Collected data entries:

▼▼▼

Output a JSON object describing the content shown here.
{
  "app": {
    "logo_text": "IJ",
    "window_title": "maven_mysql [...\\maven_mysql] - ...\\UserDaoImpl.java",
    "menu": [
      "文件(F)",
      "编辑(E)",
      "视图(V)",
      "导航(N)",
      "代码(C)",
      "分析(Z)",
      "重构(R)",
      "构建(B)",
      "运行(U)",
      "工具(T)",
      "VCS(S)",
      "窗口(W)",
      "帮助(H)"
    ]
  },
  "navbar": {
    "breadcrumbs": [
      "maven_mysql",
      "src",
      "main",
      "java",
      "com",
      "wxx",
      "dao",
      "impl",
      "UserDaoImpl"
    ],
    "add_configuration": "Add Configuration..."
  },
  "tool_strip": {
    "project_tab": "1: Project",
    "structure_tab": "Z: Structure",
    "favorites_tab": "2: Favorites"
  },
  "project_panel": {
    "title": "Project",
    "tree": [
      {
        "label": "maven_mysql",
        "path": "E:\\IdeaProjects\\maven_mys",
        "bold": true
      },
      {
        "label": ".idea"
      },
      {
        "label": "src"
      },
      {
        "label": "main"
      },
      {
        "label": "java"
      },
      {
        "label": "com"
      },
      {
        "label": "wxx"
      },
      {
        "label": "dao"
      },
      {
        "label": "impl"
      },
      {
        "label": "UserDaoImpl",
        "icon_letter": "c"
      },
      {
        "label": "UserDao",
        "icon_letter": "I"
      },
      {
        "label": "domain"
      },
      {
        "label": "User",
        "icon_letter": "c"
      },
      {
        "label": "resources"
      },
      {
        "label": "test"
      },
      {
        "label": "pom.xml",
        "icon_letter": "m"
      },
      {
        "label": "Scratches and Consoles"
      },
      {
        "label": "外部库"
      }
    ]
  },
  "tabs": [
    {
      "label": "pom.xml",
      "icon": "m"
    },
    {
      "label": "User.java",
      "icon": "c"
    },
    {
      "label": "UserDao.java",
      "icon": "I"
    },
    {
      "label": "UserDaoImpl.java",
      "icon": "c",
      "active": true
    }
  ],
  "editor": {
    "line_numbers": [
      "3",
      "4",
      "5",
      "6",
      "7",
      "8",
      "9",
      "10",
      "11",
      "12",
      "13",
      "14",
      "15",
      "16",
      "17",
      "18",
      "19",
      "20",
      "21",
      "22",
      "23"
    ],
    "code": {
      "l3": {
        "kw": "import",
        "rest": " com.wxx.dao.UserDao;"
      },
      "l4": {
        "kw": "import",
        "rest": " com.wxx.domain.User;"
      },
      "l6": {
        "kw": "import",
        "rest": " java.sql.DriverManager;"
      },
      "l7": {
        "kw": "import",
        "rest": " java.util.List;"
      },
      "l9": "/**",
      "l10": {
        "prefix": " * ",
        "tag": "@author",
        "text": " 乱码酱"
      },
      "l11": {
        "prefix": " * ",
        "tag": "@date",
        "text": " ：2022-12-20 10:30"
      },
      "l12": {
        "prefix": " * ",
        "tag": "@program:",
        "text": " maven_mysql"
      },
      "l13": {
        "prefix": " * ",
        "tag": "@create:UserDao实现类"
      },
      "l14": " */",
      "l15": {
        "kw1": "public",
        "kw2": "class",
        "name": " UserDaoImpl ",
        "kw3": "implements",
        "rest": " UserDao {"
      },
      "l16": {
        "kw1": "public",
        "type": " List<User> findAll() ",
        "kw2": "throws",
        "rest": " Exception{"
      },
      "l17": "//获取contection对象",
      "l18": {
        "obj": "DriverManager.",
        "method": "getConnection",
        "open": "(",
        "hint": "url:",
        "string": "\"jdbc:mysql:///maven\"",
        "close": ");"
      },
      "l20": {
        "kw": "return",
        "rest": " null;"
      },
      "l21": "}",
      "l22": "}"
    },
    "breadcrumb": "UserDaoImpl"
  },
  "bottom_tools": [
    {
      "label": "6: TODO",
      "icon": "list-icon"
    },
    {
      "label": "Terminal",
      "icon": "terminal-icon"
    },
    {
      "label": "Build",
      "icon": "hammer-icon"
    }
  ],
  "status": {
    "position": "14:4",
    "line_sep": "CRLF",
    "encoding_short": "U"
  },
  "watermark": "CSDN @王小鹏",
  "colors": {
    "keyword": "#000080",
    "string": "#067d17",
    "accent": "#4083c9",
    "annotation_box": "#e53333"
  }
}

▲▲▲

◆ What the task asks:
Repeat every entry exactly, please.

◆ Final answer:
Output a JSON object describing the content shown here.
{
  "app": {
    "logo_text": "IJ",
    "window_title": "maven_mysql [...\\maven_mysql] - ...\\UserDaoImpl.java",
    "menu": [
      "文件(F)",
      "编辑(E)",
      "视图(V)",
      "导航(N)",
      "代码(C)",
      "分析(Z)",
      "重构(R)",
      "构建(B)",
      "运行(U)",
      "工具(T)",
      "VCS(S)",
      "窗口(W)",
      "帮助(H)"
    ]
  },
  "navbar": {
    "breadcrumbs": [
      "maven_mysql",
      "src",
      "main",
      "java",
      "com",
      "wxx",
      "dao",
      "impl",
      "UserDaoImpl"
    ],
    "add_configuration": "Add Configuration..."
  },
  "tool_strip": {
    "project_tab": "1: Project",
    "structure_tab": "Z: Structure",
    "favorites_tab": "2: Favorites"
  },
  "project_panel": {
    "title": "Project",
    "tree": [
      {
        "label": "maven_mysql",
        "path": "E:\\IdeaProjects\\maven_mys",
        "bold": true
      },
      {
        "label": ".idea"
      },
      {
        "label": "src"
      },
      {
        "label": "main"
      },
      {
        "label": "java"
      },
      {
        "label": "com"
      },
      {
        "label": "wxx"
      },
      {
        "label": "dao"
      },
      {
        "label": "impl"
      },
      {
        "label": "UserDaoImpl",
        "icon_letter": "c"
      },
      {
        "label": "UserDao",
        "icon_letter": "I"
      },
      {
        "label": "domain"
      },
      {
        "label": "User",
        "icon_letter": "c"
      },
      {
        "label": "resources"
      },
      {
        "label": "test"
      },
      {
        "label": "pom.xml",
        "icon_letter": "m"
      },
      {
        "label": "Scratches and Consoles"
      },
      {
        "label": "外部库"
      }
    ]
  },
  "tabs": [
    {
      "label": "pom.xml",
      "icon": "m"
    },
    {
      "label": "User.java",
      "icon": "c"
    },
    {
      "label": "UserDao.java",
      "icon": "I"
    },
    {
      "label": "UserDaoImpl.java",
      "icon": "c",
      "active": true
    }
  ],
  "editor": {
    "line_numbers": [
      "3",
      "4",
      "5",
      "6",
      "7",
      "8",
      "9",
      "10",
      "11",
      "12",
      "13",
      "14",
      "15",
      "16",
      "17",
      "18",
      "19",
      "20",
      "21",
      "22",
      "23"
    ],
    "code": {
      "l3": {
        "kw": "import",
        "rest": " com.wxx.dao.UserDao;"
      },
      "l4": {
        "kw": "import",
        "rest": " com.wxx.domain.User;"
      },
      "l6": {
        "kw": "import",
        "rest": " java.sql.DriverManager;"
      },
      "l7": {
        "kw": "import",
        "rest": " java.util.List;"
      },
      "l9": "/**",
      "l10": {
        "prefix": " * ",
        "tag": "@author",
        "text": " 乱码酱"
      },
      "l11": {
        "prefix": " * ",
        "tag": "@date",
        "text": " ：2022-12-20 10:30"
      },
      "l12": {
        "prefix": " * ",
        "tag": "@program:",
        "text": " maven_mysql"
      },
      "l13": {
        "prefix": " * ",
        "tag": "@create:UserDao实现类"
      },
      "l14": " */",
      "l15": {
        "kw1": "public",
        "kw2": "class",
        "name": " UserDaoImpl ",
        "kw3": "implements",
        "rest": " UserDao {"
      },
      "l16": {
        "kw1": "public",
        "type": " List<User> findAll() ",
        "kw2": "throws",
        "rest": " Exception{"
      },
      "l17": "//获取contection对象",
      "l18": {
        "obj": "DriverManager.",
        "method": "getConnection",
        "open": "(",
        "hint": "url:",
        "string": "\"jdbc:mysql:///maven\"",
        "close": ");"
      },
      "l20": {
        "kw": "return",
        "rest": " null;"
      },
      "l21": "}",
      "l22": "}"
    },
    "breadcrumb": "UserDaoImpl"
  },
  "bottom_tools": [
    {
      "label": "6: TODO",
      "icon": "list-icon"
    },
    {
      "label": "Terminal",
      "icon": "terminal-icon"
    },
    {
      "label": "Build",
      "icon": "hammer-icon"
    }
  ],
  "status": {
    "position": "14:4",
    "line_sep": "CRLF",
    "encoding_short": "U"
  },
  "watermark": "CSDN @王小鹏",
  "colors": {
    "keyword": "#000080",
    "string": "#067d17",
    "accent": "#4083c9",
    "annotation_box": "#e53333"
  }
}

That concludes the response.